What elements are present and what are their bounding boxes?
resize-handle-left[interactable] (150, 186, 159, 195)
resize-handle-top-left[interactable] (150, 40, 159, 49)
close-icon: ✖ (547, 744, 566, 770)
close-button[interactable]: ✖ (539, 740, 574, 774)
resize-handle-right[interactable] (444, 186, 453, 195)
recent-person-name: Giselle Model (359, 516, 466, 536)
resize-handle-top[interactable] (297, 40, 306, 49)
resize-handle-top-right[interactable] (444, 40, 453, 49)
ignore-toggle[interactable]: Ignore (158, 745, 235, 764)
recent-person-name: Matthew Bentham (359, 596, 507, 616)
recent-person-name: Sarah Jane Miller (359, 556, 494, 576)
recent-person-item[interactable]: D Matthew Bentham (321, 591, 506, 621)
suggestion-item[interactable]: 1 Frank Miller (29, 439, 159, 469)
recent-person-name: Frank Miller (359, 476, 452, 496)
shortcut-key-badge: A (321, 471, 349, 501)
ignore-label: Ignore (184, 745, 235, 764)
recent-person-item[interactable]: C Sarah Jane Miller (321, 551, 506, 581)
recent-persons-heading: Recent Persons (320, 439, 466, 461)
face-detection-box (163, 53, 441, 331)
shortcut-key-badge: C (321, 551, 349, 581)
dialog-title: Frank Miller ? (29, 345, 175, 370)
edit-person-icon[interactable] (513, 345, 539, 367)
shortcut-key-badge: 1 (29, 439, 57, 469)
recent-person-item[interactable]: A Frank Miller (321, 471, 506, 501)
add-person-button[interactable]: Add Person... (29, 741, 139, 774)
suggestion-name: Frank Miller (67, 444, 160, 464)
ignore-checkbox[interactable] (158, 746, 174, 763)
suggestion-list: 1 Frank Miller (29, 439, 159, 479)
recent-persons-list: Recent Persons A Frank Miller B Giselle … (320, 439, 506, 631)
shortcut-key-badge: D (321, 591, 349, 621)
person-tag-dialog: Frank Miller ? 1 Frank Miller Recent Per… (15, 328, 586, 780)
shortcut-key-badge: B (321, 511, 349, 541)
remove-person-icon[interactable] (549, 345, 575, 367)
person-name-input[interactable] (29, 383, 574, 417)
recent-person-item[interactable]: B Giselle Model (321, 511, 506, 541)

┄┄┄┄┄┄

*GOAL*
Lay out every line of the listing above as a Markdown table with two columns, Row and Line, numbering the rows and leaving out any blank lines.

*EXERCISE ANSWER*
| Row | Line |
|---|---|
| 1 | What elements are present and what are their bounding boxes? |
| 2 | resize-handle-left[interactable] (150, 186, 159, 195) |
| 3 | resize-handle-top-left[interactable] (150, 40, 159, 49) |
| 4 | close-icon: ✖ (547, 744, 566, 770) |
| 5 | close-button[interactable]: ✖ (539, 740, 574, 774) |
| 6 | resize-handle-right[interactable] (444, 186, 453, 195) |
| 7 | recent-person-name: Giselle Model (359, 516, 466, 536) |
| 8 | resize-handle-top[interactable] (297, 40, 306, 49) |
| 9 | resize-handle-top-right[interactable] (444, 40, 453, 49) |
| 10 | ignore-toggle[interactable]: Ignore (158, 745, 235, 764) |
| 11 | recent-person-name: Matthew Bentham (359, 596, 507, 616) |
| 12 | recent-person-name: Sarah Jane Miller (359, 556, 494, 576) |
| 13 | recent-person-item[interactable]: D Matthew Bentham (321, 591, 506, 621) |
| 14 | suggestion-item[interactable]: 1 Frank Miller (29, 439, 159, 469) |
| 15 | recent-person-name: Frank Miller (359, 476, 452, 496) |
| 16 | shortcut-key-badge: A (321, 471, 349, 501) |
| 17 | ignore-label: Ignore (184, 745, 235, 764) |
| 18 | recent-person-item[interactable]: C Sarah Jane Miller (321, 551, 506, 581) |
| 19 | recent-persons-heading: Recent Persons (320, 439, 466, 461) |
| 20 | face-detection-box (163, 53, 441, 331) |
| 21 | shortcut-key-badge: C (321, 551, 349, 581) |
| 22 | dialog-title: Frank Miller ? (29, 345, 175, 370) |
| 23 | edit-person-icon[interactable] (513, 345, 539, 367) |
| 24 | shortcut-key-badge: 1 (29, 439, 57, 469) |
| 25 | recent-person-item[interactable]: A Frank Miller (321, 471, 506, 501) |
| 26 | add-person-button[interactable]: Add Person... (29, 741, 139, 774) |
| 27 | suggestion-name: Frank Miller (67, 444, 160, 464) |
| 28 | ignore-checkbox[interactable] (158, 746, 174, 763) |
| 29 | suggestion-list: 1 Frank Miller (29, 439, 159, 479) |
| 30 | recent-persons-list: Recent Persons A Frank Miller B Giselle … (320, 439, 506, 631) |
| 31 | shortcut-key-badge: D (321, 591, 349, 621) |
| 32 | person-tag-dialog: Frank Miller ? 1 Frank Miller Recent Per… (15, 328, 586, 780) |
| 33 | shortcut-key-badge: B (321, 511, 349, 541) |
| 34 | remove-person-icon[interactable] (549, 345, 575, 367) |
| 35 | person-name-input[interactable] (29, 383, 574, 417) |
| 36 | recent-person-item[interactable]: B Giselle Model (321, 511, 506, 541) |